-- GIVEN PROBLEM --
Go through the entries below and write each one out exactly.

-- Source data --
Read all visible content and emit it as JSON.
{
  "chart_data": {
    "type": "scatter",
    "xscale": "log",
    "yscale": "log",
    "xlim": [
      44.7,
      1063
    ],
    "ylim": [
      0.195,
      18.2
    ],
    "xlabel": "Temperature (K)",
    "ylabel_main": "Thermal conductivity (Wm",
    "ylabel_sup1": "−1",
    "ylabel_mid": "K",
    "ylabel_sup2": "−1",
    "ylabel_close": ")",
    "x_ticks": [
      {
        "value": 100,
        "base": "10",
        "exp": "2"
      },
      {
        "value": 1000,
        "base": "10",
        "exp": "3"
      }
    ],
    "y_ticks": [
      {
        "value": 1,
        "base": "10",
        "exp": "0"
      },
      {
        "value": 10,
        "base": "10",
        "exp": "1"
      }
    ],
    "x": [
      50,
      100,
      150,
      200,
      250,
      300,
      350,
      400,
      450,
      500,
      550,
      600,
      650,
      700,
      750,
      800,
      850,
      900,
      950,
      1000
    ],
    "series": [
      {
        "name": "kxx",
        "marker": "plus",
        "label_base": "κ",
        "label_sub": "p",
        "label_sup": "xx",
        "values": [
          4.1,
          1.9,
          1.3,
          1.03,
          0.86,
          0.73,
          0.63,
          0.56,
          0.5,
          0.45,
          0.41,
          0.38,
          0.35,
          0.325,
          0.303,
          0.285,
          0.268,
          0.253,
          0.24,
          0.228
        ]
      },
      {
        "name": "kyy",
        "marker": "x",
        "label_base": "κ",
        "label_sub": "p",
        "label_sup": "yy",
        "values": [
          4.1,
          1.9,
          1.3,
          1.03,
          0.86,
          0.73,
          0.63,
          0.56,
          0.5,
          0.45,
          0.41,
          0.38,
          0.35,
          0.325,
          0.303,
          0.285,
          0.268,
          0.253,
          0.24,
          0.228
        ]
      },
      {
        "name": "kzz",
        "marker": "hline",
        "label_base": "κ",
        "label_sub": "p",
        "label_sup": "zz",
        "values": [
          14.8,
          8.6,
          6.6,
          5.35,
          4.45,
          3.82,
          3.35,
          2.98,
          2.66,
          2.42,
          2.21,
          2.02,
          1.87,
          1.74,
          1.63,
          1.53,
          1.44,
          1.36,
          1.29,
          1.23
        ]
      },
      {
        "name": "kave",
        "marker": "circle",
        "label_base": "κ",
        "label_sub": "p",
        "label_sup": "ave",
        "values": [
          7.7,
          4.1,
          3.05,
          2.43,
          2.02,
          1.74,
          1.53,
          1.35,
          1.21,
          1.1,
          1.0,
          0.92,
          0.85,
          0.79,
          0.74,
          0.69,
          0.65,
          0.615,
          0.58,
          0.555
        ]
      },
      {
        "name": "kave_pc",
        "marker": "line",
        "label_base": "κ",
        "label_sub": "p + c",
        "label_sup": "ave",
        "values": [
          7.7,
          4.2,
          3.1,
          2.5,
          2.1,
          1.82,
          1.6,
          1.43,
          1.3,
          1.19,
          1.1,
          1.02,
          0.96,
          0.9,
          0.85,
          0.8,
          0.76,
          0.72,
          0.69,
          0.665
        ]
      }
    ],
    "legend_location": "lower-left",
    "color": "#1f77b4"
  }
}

-- OUTPUT BELOW --
Read all visible content and emit it as JSON.
{
  "chart_data": {
    "type": "scatter",
    "xscale": "log",
    "yscale": "log",
    "xlim": [
      44.7,
      1063
    ],
    "ylim": [
      0.195,
      18.2
    ],
    "xlabel": "Temperature (K)",
    "ylabel_main": "Thermal conductivity (Wm",
    "ylabel_sup1": "−1",
    "ylabel_mid": "K",
    "ylabel_sup2": "−1",
    "ylabel_close": ")",
    "x_ticks": [
      {
        "value": 100,
        "base": "10",
        "exp": "2"
      },
      {
        "value": 1000,
        "base": "10",
        "exp": "3"
      }
    ],
    "y_ticks": [
      {
        "value": 1,
        "base": "10",
        "exp": "0"
      },
      {
        "value": 10,
        "base": "10",
        "exp": "1"
      }
    ],
    "x": [
      50,
      100,
      150,
      200,
      250,
      300,
      350,
      400,
      450,
      500,
      550,
      600,
      650,
      700,
      750,
      800,
      850,
      900,
      950,
      1000
    ],
    "series": [
      {
        "name": "kxx",
        "marker": "plus",
        "label_base": "κ",
        "label_sub": "p",
        "label_sup": "xx",
        "values": [
          4.1,
          1.9,
          1.3,
          1.03,
          0.86,
          0.73,
          0.63,
          0.56,
          0.5,
          0.45,
          0.41,
          0.38,
          0.35,
          0.325,
          0.303,
          0.285,
          0.268,
          0.253,
          0.24,
          0.228
        ]
      },
      {
        "name": "kyy",
        "marker": "x",
        "label_base": "κ",
        "label_sub": "p",
        "label_sup": "yy",
        "values": [
          4.1,
          1.9,
          1.3,
          1.03,
          0.86,
          0.73,
          0.63,
          0.56,
          0.5,
          0.45,
          0.41,
          0.38,
          0.35,
          0.325,
          0.303,
          0.285,
          0.268,
          0.253,
          0.24,
          0.228
        ]
      },
      {
        "name": "kzz",
        "marker": "hline",
        "label_base": "κ",
        "label_sub": "p",
        "label_sup": "zz",
        "values": [
          14.8,
          8.6,
          6.6,
          5.35,
          4.45,
          3.82,
          3.35,
          2.98,
          2.66,
          2.42,
          2.21,
          2.02,
          1.87,
          1.74,
          1.63,
          1.53,
          1.44,
          1.36,
          1.29,
          1.23
        ]
      },
      {
        "name": "kave",
        "marker": "circle",
        "label_base": "κ",
        "label_sub": "p",
        "label_sup": "ave",
        "values": [
          7.7,
          4.1,
          3.05,
          2.43,
          2.02,
          1.74,
          1.53,
          1.35,
          1.21,
          1.1,
          1.0,
          0.92,
          0.85,
          0.79,
          0.74,
          0.69,
          0.65,
          0.615,
          0.58,
          0.555
        ]
      },
      {
        "name": "kave_pc",
        "marker": "line",
        "label_base": "κ",
        "label_sub": "p + c",
        "label_sup": "ave",
        "values": [
          7.7,
          4.2,
          3.1,
          2.5,
          2.1,
          1.82,
          1.6,
          1.43,
          1.3,
          1.19,
          1.1,
          1.02,
          0.96,
          0.9,
          0.85,
          0.8,
          0.76,
          0.72,
          0.69,
          0.665
        ]
      }
    ],
    "legend_location": "lower-left",
    "color": "#1f77b4"
  }
}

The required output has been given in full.